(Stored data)
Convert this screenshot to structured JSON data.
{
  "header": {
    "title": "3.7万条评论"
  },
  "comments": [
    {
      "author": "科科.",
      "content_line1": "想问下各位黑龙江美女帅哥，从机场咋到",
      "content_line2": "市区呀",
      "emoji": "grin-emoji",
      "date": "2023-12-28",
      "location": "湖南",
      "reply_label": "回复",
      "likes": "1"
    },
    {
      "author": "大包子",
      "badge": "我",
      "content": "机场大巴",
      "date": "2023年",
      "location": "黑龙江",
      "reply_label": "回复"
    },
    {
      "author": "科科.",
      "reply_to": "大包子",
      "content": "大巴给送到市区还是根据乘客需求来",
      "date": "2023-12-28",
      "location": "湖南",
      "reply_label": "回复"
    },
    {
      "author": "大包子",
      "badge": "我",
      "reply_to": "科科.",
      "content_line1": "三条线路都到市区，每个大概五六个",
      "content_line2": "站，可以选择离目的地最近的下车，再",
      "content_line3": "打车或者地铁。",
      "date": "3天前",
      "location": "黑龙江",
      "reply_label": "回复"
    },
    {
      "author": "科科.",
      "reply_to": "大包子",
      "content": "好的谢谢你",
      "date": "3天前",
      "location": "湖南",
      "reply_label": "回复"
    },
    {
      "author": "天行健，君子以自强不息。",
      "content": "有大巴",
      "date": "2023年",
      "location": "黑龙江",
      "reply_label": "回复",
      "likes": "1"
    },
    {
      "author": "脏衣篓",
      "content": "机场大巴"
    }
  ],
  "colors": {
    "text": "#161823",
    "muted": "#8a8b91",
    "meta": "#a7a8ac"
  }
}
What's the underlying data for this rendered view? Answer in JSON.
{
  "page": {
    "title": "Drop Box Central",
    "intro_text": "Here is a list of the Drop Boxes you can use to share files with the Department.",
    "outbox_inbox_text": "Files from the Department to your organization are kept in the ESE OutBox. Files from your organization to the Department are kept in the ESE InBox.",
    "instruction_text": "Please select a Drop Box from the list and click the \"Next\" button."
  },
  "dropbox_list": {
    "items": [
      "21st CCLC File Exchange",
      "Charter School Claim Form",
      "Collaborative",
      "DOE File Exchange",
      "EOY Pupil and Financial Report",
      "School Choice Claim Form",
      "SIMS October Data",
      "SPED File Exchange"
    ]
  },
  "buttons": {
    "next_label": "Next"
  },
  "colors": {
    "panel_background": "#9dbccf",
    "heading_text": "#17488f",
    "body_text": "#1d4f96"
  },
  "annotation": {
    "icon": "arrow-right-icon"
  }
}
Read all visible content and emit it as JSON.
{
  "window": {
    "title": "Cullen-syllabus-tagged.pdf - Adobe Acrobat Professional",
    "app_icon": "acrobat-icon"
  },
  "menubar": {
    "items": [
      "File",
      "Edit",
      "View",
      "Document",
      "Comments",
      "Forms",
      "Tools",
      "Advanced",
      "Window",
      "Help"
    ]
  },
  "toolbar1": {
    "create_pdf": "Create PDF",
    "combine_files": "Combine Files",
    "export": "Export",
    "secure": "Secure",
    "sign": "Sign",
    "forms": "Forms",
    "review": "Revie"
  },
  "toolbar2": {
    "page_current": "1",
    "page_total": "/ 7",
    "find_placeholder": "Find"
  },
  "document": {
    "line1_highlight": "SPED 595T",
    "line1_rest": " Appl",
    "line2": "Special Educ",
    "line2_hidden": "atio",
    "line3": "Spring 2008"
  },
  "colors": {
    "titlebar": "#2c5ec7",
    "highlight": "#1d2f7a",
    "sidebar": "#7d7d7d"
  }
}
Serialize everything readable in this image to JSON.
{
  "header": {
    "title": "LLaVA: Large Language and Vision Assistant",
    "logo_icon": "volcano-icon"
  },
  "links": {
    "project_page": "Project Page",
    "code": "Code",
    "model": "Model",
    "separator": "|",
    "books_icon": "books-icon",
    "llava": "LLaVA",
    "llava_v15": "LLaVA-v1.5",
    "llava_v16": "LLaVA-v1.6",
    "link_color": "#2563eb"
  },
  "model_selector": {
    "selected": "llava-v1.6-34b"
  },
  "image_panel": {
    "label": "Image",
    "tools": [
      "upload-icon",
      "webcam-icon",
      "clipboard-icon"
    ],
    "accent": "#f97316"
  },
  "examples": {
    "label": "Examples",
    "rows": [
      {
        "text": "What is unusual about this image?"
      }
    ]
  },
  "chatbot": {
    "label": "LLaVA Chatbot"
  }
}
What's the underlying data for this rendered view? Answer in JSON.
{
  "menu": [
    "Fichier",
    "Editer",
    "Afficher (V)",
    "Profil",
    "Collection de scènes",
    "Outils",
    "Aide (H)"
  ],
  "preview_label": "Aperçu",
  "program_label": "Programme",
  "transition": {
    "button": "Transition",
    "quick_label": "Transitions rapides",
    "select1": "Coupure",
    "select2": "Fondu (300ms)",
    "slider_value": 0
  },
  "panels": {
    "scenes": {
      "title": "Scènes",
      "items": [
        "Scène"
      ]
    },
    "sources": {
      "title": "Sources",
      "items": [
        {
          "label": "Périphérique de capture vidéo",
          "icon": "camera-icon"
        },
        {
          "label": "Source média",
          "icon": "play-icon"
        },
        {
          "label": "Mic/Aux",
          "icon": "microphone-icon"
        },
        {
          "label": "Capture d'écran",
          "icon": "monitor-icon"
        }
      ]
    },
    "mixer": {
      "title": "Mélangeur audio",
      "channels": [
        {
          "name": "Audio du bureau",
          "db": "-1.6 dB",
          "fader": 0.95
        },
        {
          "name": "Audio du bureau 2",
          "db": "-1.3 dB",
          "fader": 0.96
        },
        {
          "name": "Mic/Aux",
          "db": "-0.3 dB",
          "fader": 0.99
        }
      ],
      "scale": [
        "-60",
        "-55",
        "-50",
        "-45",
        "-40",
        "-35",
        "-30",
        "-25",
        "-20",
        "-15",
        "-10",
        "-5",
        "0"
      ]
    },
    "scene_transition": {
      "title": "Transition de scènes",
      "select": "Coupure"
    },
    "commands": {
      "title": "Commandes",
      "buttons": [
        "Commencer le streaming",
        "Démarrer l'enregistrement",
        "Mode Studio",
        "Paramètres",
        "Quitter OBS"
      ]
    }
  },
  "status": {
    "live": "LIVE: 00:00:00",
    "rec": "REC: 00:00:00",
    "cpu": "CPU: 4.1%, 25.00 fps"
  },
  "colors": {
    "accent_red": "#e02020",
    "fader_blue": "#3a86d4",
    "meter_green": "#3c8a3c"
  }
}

» EXERCISE DETAILS:
Go through the records above and set each one down exactly, please.

» FINAL ANSWER:
Convert this screenshot to structured JSON data.
{
  "header": {
    "title": "3.7万条评论"
  },
  "comments": [
    {
      "author": "科科.",
      "content_line1": "想问下各位黑龙江美女帅哥，从机场咋到",
      "content_line2": "市区呀",
      "emoji": "grin-emoji",
      "date": "2023-12-28",
      "location": "湖南",
      "reply_label": "回复",
      "likes": "1"
    },
    {
      "author": "大包子",
      "badge": "我",
      "content": "机场大巴",
      "date": "2023年",
      "location": "黑龙江",
      "reply_label": "回复"
    },
    {
      "author": "科科.",
      "reply_to": "大包子",
      "content": "大巴给送到市区还是根据乘客需求来",
      "date": "2023-12-28",
      "location": "湖南",
      "reply_label": "回复"
    },
    {
      "author": "大包子",
      "badge": "我",
      "reply_to": "科科.",
      "content_line1": "三条线路都到市区，每个大概五六个",
      "content_line2": "站，可以选择离目的地最近的下车，再",
      "content_line3": "打车或者地铁。",
      "date": "3天前",
      "location": "黑龙江",
      "reply_label": "回复"
    },
    {
      "author": "科科.",
      "reply_to": "大包子",
      "content": "好的谢谢你",
      "date": "3天前",
      "location": "湖南",
      "reply_label": "回复"
    },
    {
      "author": "天行健，君子以自强不息。",
      "content": "有大巴",
      "date": "2023年",
      "location": "黑龙江",
      "reply_label": "回复",
      "likes": "1"
    },
    {
      "author": "脏衣篓",
      "content": "机场大巴"
    }
  ],
  "colors": {
    "text": "#161823",
    "muted": "#8a8b91",
    "meta": "#a7a8ac"
  }
}
What's the underlying data for this rendered view? Answer in JSON.
{
  "page": {
    "title": "Drop Box Central",
    "intro_text": "Here is a list of the Drop Boxes you can use to share files with the Department.",
    "outbox_inbox_text": "Files from the Department to your organization are kept in the ESE OutBox. Files from your organization to the Department are kept in the ESE InBox.",
    "instruction_text": "Please select a Drop Box from the list and click the \"Next\" button."
  },
  "dropbox_list": {
    "items": [
      "21st CCLC File Exchange",
      "Charter School Claim Form",
      "Collaborative",
      "DOE File Exchange",
      "EOY Pupil and Financial Report",
      "School Choice Claim Form",
      "SIMS October Data",
      "SPED File Exchange"
    ]
  },
  "buttons": {
    "next_label": "Next"
  },
  "colors": {
    "panel_background": "#9dbccf",
    "heading_text": "#17488f",
    "body_text": "#1d4f96"
  },
  "annotation": {
    "icon": "arrow-right-icon"
  }
}
Read all visible content and emit it as JSON.
{
  "window": {
    "title": "Cullen-syllabus-tagged.pdf - Adobe Acrobat Professional",
    "app_icon": "acrobat-icon"
  },
  "menubar": {
    "items": [
      "File",
      "Edit",
      "View",
      "Document",
      "Comments",
      "Forms",
      "Tools",
      "Advanced",
      "Window",
      "Help"
    ]
  },
  "toolbar1": {
    "create_pdf": "Create PDF",
    "combine_files": "Combine Files",
    "export": "Export",
    "secure": "Secure",
    "sign": "Sign",
    "forms": "Forms",
    "review": "Revie"
  },
  "toolbar2": {
    "page_current": "1",
    "page_total": "/ 7",
    "find_placeholder": "Find"
  },
  "document": {
    "line1_highlight": "SPED 595T",
    "line1_rest": " Appl",
    "line2": "Special Educ",
    "line2_hidden": "atio",
    "line3": "Spring 2008"
  },
  "colors": {
    "titlebar": "#2c5ec7",
    "highlight": "#1d2f7a",
    "sidebar": "#7d7d7d"
  }
}
Serialize everything readable in this image to JSON.
{
  "header": {
    "title": "LLaVA: Large Language and Vision Assistant",
    "logo_icon": "volcano-icon"
  },
  "links": {
    "project_page": "Project Page",
    "code": "Code",
    "model": "Model",
    "separator": "|",
    "books_icon": "books-icon",
    "llava": "LLaVA",
    "llava_v15": "LLaVA-v1.5",
    "llava_v16": "LLaVA-v1.6",
    "link_color": "#2563eb"
  },
  "model_selector": {
    "selected": "llava-v1.6-34b"
  },
  "image_panel": {
    "label": "Image",
    "tools": [
      "upload-icon",
      "webcam-icon",
      "clipboard-icon"
    ],
    "accent": "#f97316"
  },
  "examples": {
    "label": "Examples",
    "rows": [
      {
        "text": "What is unusual about this image?"
      }
    ]
  },
  "chatbot": {
    "label": "LLaVA Chatbot"
  }
}
What's the underlying data for this rendered view? Answer in JSON.
{
  "menu": [
    "Fichier",
    "Editer",
    "Afficher (V)",
    "Profil",
    "Collection de scènes",
    "Outils",
    "Aide (H)"
  ],
  "preview_label": "Aperçu",
  "program_label": "Programme",
  "transition": {
    "button": "Transition",
    "quick_label": "Transitions rapides",
    "select1": "Coupure",
    "select2": "Fondu (300ms)",
    "slider_value": 0
  },
  "panels": {
    "scenes": {
      "title": "Scènes",
      "items": [
        "Scène"
      ]
    },
    "sources": {
      "title": "Sources",
      "items": [
        {
          "label": "Périphérique de capture vidéo",
          "icon": "camera-icon"
        },
        {
          "label": "Source média",
          "icon": "play-icon"
        },
        {
          "label": "Mic/Aux",
          "icon": "microphone-icon"
        },
        {
          "label": "Capture d'écran",
          "icon": "monitor-icon"
        }
      ]
    },
    "mixer": {
      "title": "Mélangeur audio",
      "channels": [
        {
          "name": "Audio du bureau",
          "db": "-1.6 dB",
          "fader": 0.95
        },
        {
          "name": "Audio du bureau 2",
          "db": "-1.3 dB",
          "fader": 0.96
        },
        {
          "name": "Mic/Aux",
          "db": "-0.3 dB",
          "fader": 0.99
        }
      ],
      "scale": [
        "-60",
        "-55",
        "-50",
        "-45",
        "-40",
        "-35",
        "-30",
        "-25",
        "-20",
        "-15",
        "-10",
        "-5",
        "0"
      ]
    },
    "scene_transition": {
      "title": "Transition de scènes",
      "select": "Coupure"
    },
    "commands": {
      "title": "Commandes",
      "buttons": [
        "Commencer le streaming",
        "Démarrer l'enregistrement",
        "Mode Studio",
        "Paramètres",
        "Quitter OBS"
      ]
    }
  },
  "status": {
    "live": "LIVE: 00:00:00",
    "rec": "REC: 00:00:00",
    "cpu": "CPU: 4.1%, 25.00 fps"
  },
  "colors": {
    "accent_red": "#e02020",
    "fader_blue": "#3a86d4",
    "meter_green": "#3c8a3c"
  }
}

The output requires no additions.